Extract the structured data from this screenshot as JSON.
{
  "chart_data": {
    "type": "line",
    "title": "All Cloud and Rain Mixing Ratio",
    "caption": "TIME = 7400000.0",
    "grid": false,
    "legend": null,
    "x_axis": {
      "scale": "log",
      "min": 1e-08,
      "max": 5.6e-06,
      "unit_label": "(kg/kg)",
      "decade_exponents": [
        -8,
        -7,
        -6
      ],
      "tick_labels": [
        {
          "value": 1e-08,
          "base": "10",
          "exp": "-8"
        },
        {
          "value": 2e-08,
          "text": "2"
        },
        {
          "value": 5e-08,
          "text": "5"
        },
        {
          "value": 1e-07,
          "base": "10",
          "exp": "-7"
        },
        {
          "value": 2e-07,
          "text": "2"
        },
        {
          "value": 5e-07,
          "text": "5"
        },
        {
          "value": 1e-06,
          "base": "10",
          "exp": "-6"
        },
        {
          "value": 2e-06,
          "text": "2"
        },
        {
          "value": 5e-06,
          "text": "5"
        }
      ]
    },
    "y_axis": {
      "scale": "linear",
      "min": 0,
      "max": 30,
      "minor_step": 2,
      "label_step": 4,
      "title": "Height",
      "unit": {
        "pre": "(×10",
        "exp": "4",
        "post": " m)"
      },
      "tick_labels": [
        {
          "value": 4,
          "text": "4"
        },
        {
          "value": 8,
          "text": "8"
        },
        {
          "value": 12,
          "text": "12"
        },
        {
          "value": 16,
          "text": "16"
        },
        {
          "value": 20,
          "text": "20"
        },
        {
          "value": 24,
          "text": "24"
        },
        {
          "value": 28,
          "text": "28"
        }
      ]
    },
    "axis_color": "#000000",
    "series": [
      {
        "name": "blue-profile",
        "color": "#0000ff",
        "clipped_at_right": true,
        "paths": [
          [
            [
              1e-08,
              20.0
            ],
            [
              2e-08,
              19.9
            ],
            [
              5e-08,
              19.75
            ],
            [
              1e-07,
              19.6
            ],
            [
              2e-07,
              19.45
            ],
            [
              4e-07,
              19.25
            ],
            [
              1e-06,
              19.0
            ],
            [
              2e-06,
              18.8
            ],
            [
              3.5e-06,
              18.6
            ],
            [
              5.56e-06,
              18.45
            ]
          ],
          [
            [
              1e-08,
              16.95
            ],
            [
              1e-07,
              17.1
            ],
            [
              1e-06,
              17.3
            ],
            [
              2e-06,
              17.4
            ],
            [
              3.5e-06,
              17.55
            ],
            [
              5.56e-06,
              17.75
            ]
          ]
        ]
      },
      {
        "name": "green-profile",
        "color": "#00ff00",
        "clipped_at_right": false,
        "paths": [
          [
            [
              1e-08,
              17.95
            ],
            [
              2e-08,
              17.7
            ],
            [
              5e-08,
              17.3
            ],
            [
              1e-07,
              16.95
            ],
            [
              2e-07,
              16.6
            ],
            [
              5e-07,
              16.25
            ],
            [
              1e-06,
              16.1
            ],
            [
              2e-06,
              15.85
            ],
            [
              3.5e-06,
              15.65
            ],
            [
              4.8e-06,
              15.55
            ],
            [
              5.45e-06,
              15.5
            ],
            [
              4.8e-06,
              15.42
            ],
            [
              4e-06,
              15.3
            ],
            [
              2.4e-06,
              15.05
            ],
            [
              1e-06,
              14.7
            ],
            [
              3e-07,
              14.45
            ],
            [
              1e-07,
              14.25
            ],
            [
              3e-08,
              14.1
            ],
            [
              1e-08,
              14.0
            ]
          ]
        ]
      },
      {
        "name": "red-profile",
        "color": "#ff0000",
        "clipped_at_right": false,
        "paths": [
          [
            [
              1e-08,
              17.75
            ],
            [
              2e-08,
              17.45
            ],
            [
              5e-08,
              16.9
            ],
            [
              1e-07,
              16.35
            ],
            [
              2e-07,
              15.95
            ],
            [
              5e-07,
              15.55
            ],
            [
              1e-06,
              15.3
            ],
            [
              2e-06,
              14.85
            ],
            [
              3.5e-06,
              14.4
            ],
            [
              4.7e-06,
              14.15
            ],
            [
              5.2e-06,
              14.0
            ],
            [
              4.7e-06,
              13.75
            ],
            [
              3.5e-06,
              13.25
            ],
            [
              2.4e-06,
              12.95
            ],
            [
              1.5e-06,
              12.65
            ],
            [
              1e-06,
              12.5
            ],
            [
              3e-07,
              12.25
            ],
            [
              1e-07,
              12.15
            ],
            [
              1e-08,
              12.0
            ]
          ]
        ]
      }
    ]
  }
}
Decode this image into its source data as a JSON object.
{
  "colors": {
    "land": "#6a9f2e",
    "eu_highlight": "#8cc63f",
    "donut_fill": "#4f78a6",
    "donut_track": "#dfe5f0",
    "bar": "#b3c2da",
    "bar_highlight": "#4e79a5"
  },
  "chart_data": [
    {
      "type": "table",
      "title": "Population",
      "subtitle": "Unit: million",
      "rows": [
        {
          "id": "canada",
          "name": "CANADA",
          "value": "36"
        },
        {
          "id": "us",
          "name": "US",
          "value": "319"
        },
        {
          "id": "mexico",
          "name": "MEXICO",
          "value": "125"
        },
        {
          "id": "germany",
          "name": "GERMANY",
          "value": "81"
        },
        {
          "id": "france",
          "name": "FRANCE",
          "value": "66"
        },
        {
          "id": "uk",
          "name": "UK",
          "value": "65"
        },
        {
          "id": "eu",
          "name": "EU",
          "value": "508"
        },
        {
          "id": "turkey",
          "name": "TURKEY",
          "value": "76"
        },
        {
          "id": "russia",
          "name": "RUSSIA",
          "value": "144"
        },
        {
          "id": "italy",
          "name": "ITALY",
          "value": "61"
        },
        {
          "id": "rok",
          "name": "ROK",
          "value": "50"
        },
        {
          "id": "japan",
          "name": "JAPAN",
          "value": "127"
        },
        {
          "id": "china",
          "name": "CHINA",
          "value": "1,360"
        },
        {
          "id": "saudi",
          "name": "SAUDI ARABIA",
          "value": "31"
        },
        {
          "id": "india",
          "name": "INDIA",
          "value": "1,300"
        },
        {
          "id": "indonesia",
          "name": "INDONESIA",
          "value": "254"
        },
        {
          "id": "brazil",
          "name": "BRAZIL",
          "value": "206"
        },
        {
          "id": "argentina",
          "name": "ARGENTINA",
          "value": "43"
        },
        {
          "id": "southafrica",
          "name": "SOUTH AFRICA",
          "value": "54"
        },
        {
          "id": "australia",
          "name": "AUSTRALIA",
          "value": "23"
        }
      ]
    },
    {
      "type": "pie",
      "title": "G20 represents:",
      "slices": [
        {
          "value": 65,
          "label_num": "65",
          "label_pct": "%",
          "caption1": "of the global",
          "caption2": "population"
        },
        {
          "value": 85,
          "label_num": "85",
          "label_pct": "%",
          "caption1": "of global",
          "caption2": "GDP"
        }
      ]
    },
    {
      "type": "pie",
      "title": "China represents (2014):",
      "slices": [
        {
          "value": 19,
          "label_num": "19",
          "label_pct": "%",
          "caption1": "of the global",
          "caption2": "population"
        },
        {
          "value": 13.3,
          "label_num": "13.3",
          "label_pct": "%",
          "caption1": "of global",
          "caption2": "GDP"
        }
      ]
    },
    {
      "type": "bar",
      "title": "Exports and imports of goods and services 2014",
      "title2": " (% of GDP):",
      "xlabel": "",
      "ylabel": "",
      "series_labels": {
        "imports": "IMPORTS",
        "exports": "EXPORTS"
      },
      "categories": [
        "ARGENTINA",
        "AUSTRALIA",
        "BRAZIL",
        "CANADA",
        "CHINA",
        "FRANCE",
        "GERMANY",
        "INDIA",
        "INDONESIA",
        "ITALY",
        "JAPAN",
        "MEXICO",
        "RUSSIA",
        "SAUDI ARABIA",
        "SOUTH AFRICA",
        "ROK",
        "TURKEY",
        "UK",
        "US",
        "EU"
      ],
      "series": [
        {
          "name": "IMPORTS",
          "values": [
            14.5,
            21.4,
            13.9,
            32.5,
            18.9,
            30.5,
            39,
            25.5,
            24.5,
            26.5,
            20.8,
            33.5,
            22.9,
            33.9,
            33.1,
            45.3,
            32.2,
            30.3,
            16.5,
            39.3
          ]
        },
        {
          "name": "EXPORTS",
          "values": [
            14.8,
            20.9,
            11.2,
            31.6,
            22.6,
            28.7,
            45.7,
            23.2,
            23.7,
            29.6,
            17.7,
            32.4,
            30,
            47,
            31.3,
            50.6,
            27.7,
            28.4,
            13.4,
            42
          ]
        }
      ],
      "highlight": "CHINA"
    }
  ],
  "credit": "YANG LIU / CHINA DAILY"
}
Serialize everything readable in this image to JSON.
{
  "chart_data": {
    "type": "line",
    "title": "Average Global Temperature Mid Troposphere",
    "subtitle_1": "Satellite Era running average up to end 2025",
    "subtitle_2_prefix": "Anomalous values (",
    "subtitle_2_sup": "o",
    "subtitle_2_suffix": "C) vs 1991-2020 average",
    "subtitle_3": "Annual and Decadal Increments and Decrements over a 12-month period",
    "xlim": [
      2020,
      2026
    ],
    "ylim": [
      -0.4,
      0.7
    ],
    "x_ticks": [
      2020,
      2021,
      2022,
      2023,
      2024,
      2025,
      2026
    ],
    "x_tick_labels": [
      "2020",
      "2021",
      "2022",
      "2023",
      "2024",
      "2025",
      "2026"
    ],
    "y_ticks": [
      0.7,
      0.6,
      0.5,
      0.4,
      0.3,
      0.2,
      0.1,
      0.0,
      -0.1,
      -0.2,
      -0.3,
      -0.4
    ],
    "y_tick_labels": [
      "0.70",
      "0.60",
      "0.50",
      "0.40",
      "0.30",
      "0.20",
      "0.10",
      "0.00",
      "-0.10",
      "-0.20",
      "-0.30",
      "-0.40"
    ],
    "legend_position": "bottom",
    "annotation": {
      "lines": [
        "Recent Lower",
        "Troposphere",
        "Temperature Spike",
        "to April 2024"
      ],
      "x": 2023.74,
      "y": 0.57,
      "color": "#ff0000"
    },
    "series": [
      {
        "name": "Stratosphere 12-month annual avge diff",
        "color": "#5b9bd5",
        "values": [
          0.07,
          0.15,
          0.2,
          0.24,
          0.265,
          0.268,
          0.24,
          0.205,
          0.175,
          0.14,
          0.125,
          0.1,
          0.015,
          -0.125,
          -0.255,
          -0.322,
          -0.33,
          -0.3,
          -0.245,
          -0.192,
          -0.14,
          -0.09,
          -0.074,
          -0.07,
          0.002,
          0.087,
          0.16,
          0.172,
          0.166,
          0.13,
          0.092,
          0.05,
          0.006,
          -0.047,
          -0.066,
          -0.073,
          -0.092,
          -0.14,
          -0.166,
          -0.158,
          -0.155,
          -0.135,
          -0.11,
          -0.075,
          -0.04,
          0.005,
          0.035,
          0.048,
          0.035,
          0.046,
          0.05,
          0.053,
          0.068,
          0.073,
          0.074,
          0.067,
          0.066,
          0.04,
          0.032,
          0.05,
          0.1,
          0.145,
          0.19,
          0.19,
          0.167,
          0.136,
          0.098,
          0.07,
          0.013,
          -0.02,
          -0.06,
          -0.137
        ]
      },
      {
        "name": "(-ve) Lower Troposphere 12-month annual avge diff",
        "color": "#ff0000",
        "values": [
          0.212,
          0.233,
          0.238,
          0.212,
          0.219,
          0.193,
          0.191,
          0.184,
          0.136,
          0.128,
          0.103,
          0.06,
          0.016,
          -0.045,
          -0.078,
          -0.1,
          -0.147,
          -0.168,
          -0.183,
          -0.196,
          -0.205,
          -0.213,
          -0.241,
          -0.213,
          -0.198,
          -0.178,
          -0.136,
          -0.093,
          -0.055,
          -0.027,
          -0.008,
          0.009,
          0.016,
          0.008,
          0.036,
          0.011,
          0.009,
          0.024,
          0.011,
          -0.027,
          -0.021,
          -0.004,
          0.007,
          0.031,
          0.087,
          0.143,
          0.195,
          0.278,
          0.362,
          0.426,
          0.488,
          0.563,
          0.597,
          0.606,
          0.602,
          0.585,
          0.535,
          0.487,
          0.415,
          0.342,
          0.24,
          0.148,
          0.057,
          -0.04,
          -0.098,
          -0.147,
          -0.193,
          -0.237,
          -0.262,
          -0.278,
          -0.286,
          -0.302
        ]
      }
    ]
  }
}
—————
§ Aim of the exercise
Gather each line of the listing containing the word "month" and show it.

§ The result
    "subtitle_3": "Annual and Decadal Increments and Decrements over a 12-month period",
        "name": "Stratosphere 12-month annual avge diff",
        "name": "(-ve) Lower Troposphere 12-month annual avge diff",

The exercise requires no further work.